Write out all entries word for word.
:: Provided data
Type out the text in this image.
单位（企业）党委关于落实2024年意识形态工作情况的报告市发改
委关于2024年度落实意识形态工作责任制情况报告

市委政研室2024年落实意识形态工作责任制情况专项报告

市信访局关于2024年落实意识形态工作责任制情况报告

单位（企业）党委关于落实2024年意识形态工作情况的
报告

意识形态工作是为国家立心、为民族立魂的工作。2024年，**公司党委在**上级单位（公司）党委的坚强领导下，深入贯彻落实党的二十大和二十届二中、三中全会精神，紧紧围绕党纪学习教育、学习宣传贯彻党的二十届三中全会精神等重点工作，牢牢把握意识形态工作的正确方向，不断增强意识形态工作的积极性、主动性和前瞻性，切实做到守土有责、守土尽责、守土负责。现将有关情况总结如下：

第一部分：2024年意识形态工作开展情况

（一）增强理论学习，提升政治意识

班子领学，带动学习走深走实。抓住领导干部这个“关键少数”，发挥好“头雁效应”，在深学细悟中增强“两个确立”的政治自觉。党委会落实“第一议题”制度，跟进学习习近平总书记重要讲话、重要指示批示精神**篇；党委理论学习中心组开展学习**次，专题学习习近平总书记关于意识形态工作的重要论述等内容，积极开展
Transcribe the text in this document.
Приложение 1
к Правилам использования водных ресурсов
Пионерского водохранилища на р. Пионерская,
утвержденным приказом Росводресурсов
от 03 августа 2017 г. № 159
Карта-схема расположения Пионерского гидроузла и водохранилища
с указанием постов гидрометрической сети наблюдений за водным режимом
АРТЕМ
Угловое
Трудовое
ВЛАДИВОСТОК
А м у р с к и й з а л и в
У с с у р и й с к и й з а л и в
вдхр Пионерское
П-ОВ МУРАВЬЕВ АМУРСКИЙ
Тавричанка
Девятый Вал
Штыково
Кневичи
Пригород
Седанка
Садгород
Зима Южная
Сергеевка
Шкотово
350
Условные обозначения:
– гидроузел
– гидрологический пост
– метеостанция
::::
--- Answer to the problem ---
Type out the text in this image.
单位（企业）党委关于落实2024年意识形态工作情况的报告市发改
委关于2024年度落实意识形态工作责任制情况报告

市委政研室2024年落实意识形态工作责任制情况专项报告

市信访局关于2024年落实意识形态工作责任制情况报告

单位（企业）党委关于落实2024年意识形态工作情况的
报告

意识形态工作是为国家立心、为民族立魂的工作。2024年，**公司党委在**上级单位（公司）党委的坚强领导下，深入贯彻落实党的二十大和二十届二中、三中全会精神，紧紧围绕党纪学习教育、学习宣传贯彻党的二十届三中全会精神等重点工作，牢牢把握意识形态工作的正确方向，不断增强意识形态工作的积极性、主动性和前瞻性，切实做到守土有责、守土尽责、守土负责。现将有关情况总结如下：

第一部分：2024年意识形态工作开展情况

（一）增强理论学习，提升政治意识

班子领学，带动学习走深走实。抓住领导干部这个“关键少数”，发挥好“头雁效应”，在深学细悟中增强“两个确立”的政治自觉。党委会落实“第一议题”制度，跟进学习习近平总书记重要讲话、重要指示批示精神**篇；党委理论学习中心组开展学习**次，专题学习习近平总书记关于意识形态工作的重要论述等内容，积极开展
Transcribe the text in this document.
Приложение 1
к Правилам использования водных ресурсов
Пионерского водохранилища на р. Пионерская,
утвержденным приказом Росводресурсов
от 03 августа 2017 г. № 159
Карта-схема расположения Пионерского гидроузла и водохранилища
с указанием постов гидрометрической сети наблюдений за водным режимом
АРТЕМ
Угловое
Трудовое
ВЛАДИВОСТОК
А м у р с к и й з а л и в
У с с у р и й с к и й з а л и в
вдхр Пионерское
П-ОВ МУРАВЬЕВ АМУРСКИЙ
Тавричанка
Девятый Вал
Штыково
Кневичи
Пригород
Седанка
Садгород
Зима Южная
Сергеевка
Шкотово
350
Условные обозначения:
– гидроузел
– гидрологический пост
– метеостанция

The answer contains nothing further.